┌─ Material supplied

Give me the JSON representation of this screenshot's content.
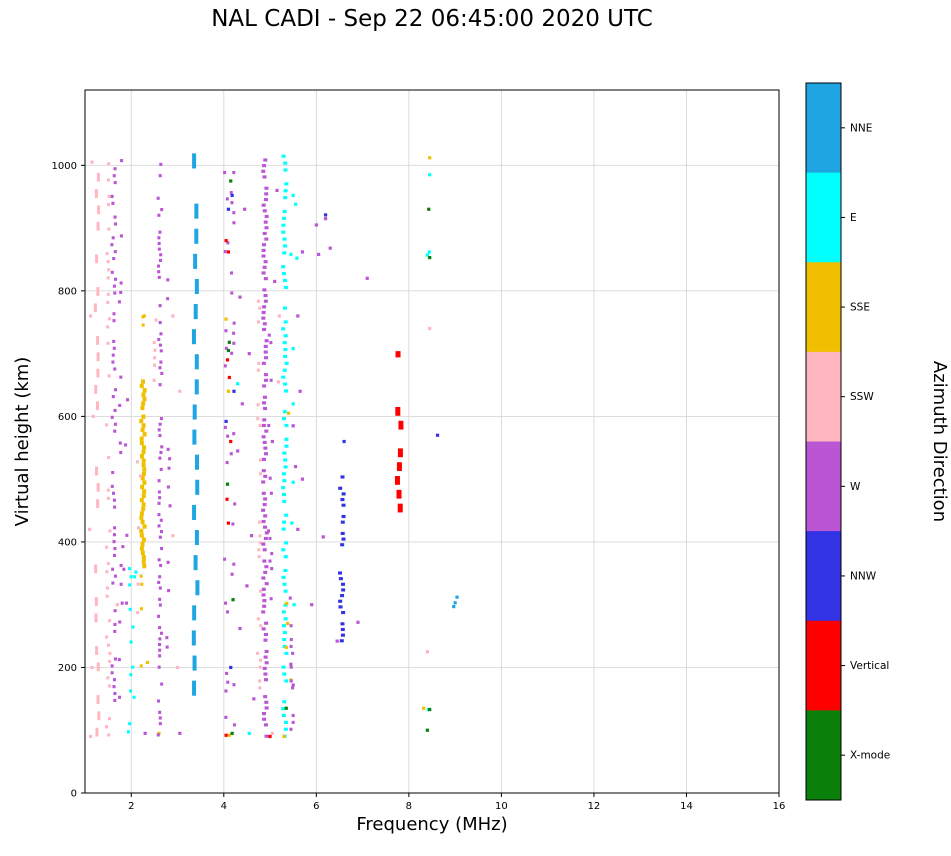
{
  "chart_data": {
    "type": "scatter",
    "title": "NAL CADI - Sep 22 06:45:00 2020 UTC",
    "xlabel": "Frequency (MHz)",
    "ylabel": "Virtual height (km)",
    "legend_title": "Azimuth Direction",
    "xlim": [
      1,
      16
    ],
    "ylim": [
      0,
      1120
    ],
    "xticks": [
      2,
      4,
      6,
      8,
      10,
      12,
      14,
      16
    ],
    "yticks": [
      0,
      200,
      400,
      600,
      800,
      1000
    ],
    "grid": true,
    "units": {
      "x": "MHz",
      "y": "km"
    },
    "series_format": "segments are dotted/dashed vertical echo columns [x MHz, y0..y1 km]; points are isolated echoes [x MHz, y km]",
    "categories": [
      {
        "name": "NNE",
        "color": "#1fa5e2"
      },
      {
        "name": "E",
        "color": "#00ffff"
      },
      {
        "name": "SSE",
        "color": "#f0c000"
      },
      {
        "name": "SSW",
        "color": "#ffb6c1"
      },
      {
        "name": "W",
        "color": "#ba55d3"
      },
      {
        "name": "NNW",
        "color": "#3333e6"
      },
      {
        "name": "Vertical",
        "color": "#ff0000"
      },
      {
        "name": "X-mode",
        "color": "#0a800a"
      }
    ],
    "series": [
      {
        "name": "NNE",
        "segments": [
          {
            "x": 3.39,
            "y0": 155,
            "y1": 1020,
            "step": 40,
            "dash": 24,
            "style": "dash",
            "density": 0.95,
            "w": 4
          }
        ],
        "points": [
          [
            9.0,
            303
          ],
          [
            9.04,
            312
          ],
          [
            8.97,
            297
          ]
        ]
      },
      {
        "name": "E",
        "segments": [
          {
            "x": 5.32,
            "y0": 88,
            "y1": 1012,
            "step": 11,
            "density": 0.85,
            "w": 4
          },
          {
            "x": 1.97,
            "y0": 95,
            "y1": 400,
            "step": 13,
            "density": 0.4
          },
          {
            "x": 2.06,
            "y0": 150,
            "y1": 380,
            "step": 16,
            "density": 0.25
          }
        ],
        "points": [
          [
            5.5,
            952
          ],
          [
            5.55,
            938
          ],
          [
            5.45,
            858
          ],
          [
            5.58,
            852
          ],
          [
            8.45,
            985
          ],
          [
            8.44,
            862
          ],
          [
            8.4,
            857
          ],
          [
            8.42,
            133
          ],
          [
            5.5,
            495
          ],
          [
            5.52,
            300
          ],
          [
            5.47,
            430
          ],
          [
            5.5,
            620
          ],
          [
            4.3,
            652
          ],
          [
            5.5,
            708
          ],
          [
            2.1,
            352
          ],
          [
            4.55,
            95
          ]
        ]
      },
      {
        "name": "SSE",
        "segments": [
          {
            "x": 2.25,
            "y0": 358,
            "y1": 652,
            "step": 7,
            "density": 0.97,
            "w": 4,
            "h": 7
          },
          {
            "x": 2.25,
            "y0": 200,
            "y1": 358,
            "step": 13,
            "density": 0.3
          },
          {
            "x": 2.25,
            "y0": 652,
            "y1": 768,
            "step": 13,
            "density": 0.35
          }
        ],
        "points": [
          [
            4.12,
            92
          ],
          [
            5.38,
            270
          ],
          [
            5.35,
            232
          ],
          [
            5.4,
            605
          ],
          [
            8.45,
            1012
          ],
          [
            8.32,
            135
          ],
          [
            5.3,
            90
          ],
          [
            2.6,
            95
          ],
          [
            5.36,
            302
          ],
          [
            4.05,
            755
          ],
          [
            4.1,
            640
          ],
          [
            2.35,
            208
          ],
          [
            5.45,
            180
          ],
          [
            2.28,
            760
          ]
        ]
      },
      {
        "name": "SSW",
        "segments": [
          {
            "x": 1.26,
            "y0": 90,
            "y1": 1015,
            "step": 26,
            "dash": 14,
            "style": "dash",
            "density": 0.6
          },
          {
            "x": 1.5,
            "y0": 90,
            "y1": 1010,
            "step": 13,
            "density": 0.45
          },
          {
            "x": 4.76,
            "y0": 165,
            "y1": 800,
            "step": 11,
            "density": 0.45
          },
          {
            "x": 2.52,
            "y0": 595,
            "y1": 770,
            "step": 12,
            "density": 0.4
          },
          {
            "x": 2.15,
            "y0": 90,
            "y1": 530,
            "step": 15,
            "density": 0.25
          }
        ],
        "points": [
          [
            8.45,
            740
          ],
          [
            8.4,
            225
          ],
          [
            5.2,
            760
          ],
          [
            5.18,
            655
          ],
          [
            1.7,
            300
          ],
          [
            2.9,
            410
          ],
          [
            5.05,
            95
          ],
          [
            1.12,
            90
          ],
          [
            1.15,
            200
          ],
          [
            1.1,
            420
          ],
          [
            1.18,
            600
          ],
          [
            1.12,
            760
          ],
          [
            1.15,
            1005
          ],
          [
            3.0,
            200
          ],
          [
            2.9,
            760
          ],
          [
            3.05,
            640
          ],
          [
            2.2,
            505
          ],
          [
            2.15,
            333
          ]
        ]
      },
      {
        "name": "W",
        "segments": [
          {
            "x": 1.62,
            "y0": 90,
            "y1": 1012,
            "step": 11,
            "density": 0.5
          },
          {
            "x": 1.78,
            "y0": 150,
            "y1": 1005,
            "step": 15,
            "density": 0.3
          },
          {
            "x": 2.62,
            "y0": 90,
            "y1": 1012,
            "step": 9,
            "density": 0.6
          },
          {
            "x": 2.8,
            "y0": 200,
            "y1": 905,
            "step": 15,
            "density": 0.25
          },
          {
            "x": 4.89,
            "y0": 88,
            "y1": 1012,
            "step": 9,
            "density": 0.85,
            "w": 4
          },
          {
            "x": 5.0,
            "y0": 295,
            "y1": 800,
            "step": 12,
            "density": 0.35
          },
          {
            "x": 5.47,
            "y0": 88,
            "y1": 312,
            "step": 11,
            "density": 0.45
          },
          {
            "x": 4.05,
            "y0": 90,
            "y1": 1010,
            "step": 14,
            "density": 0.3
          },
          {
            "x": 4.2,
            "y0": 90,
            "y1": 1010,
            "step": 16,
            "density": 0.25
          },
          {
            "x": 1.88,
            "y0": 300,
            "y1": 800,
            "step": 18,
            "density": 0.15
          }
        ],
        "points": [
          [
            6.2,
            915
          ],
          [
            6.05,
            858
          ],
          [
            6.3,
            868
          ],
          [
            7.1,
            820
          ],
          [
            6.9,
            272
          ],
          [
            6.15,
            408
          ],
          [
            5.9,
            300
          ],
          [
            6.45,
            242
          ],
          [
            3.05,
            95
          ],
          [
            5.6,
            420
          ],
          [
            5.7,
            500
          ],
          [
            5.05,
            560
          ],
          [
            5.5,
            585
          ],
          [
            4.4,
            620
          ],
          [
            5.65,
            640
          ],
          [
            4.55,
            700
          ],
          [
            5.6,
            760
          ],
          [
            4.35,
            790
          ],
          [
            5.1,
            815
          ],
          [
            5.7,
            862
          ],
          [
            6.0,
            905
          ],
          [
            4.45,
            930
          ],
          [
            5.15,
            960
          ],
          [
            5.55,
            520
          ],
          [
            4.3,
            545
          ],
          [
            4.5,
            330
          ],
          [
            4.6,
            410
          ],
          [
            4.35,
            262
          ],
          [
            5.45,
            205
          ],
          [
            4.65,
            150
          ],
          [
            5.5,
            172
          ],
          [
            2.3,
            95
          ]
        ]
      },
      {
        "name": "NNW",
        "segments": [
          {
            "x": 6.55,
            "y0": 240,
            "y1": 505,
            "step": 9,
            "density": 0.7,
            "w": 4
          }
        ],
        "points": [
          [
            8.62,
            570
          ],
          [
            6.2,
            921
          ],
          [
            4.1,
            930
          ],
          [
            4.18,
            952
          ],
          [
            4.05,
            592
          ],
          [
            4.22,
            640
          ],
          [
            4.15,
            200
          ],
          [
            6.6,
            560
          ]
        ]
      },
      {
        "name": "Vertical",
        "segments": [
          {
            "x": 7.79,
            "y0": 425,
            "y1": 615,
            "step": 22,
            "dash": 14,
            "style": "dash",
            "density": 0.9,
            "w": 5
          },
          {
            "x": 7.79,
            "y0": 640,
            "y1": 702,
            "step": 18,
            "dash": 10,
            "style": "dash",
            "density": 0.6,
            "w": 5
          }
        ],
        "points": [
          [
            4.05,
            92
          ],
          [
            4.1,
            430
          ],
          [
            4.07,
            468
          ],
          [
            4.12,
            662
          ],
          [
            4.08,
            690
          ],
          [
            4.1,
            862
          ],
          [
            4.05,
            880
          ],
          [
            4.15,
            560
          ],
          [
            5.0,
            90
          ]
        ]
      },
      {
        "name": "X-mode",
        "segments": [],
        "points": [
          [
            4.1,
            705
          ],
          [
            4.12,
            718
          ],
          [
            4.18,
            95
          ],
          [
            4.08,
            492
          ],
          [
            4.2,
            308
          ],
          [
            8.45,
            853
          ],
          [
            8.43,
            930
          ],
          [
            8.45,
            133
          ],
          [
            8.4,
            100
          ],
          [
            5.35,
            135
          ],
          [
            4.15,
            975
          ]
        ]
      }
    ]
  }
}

└─

__Given instruction__. Find the word "color" in the records and pull out each line that has it.

__Correct output__.
        "color": "#1fa5e2"
        "color": "#00ffff"
        "color": "#f0c000"
        "color": "#ffb6c1"
        "color": "#ba55d3"
        "color": "#3333e6"
        "color": "#ff0000"
        "color": "#0a800a"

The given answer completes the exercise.